TEXT SECTION START

They are likely to accept the outcome of the elections; and will be even satisfied with any Parliamentary seat they can win to make their presence felt in Ghanaian politics. Their Presidential Candidates don’t have any clout or justification to protest when defeated. After all, they are not as formidable as those of the NDC and the NPP are. And the rivalry between the NDC and the NPP is more concentrated than it is between them and any of these mushroom parties.
I reiterate that of all the factors likely to trigger electoral violence, none are so troubling as those from the NPP and the NDC. Let me explain issues, beginning with the NPP side of the coin.
So convinced are the NPP functionaries of their party’s victory that they are already in a celebratory mood, citing alleged disillusionment of the electorate and dissatisfaction with President Mills’ performance as self-serving evidence.
So clear is their optimism that they aren’t prepared for anything else short of which they will go ballistic.
So desperate are they that they will do anything to create the impression that victory for them at Election 2012 is a done deal. We have already begun being told of opinion polls favouring Akufo-Addo (something coming from the pro-NPP newspaper, The New Statesman, published on Ghanaweb.com today).
We are left in no doubt about this climate of excessive hopefulness, which the NPP functionaries’ utterances, public posturing, and taunting of the NDC reveal.

TEXT SECTION END

### PROBLEM DESCRIPTION
Carry on the commentary about the NPP and the NDC ahead of Ghana's Election 2012, starting right after its final sentence.

INFORMATION PROVIDED START

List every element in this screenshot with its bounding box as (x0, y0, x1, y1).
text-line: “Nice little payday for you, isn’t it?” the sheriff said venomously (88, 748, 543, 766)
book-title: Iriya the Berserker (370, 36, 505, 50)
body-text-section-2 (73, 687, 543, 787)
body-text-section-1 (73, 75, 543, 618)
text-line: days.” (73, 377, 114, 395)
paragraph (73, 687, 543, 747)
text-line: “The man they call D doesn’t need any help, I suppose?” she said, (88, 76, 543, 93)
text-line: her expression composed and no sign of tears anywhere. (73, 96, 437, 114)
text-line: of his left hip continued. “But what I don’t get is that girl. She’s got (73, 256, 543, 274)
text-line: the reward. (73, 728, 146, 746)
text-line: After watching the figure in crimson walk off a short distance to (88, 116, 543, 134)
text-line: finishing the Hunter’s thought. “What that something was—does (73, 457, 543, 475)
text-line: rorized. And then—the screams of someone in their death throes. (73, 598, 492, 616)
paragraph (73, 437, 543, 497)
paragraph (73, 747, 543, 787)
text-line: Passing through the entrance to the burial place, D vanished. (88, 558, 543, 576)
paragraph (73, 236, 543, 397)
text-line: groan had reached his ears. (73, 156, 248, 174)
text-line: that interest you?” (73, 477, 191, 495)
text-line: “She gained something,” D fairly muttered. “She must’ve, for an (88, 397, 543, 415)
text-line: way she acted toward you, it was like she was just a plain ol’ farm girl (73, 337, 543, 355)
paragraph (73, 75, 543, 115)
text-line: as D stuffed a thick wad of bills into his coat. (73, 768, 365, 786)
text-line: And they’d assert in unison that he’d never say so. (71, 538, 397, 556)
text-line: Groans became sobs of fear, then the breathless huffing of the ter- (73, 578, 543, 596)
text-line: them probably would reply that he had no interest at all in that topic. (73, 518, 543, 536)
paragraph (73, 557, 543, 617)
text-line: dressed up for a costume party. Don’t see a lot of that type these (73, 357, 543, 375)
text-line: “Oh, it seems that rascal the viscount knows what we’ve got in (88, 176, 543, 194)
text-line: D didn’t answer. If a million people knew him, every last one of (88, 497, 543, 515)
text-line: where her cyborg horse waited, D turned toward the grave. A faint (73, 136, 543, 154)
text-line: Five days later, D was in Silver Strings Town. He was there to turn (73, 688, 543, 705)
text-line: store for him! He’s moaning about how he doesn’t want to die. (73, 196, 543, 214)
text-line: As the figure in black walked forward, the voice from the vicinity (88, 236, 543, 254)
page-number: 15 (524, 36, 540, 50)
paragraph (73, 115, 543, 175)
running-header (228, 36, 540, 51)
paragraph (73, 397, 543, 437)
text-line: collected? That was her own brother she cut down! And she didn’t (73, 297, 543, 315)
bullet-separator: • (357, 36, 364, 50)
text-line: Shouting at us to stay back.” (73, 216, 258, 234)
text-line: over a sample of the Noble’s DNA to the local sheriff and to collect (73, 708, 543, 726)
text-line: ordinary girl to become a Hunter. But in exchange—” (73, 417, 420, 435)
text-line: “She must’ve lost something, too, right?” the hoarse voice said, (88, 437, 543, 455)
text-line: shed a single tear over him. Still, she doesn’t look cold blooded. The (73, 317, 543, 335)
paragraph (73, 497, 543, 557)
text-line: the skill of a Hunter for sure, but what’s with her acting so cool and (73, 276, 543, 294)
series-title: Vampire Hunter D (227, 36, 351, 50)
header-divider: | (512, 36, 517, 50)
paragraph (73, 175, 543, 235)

INFORMATION PROVIDED END

### ANSWER BOX
But beneath all that cloak of optimism is thick desperation, which will be the cause to trigger mayhem. I am more than persuaded from their hot-headed rhetoric that they won’t accept defeat. That is why they have begun putting in place measures to warrant anything they do to undermine the integrity of the institutions likely to be involved in the electoral process:
• They have already created the wrong impression that the Electoral Commission is in cahoots with the incumbent government to rig the elections, meaning that if the results don’t favour them, they will have enough justification to implement their hidden agenda of “All-die-be-die”;
• Their immediate vitriolic reaction to the creation of 45 new constituencies by the Electoral Commission is a further demonstration of their strategy of undermining the integrity of the Electoral Commission and conditioning the minds of their followers to doubt the election results if not in their favour;
• They have taken serious steps to condition their followers’ minds for victory and to provide enough rationale for anything they will do to subvert the electoral process if they lose the elections;
• Their propaganda machinery, especially the private print media and electronic (FM radio stations supporting their cause) and the Internet sources (especially Web sites rooting for them), are doing overtime painting the picture of an NPP victory at the polls;
• Their spreading of fabrications, half-truths, and outright lies against the government is on the increase as part of the broad agenda of vilification in readiness for the major campaign modus operandi to create animosity for the incumbent; and
• The tendency on the part of some of their functionaries to play the ethnic card, especially pitting the Ewes against Asantes and presenting issues through that lens for political leverage.
There are many other negative touches to what defines the NPP’s politicking. To cut it short, though, we can tell from the persistent verbal aggression against President Mills and all government functionaries considered as threats that the NPP’s strategies for the electioneering campaign process are fraught with troubling strategies that will cause mayhem if carried through.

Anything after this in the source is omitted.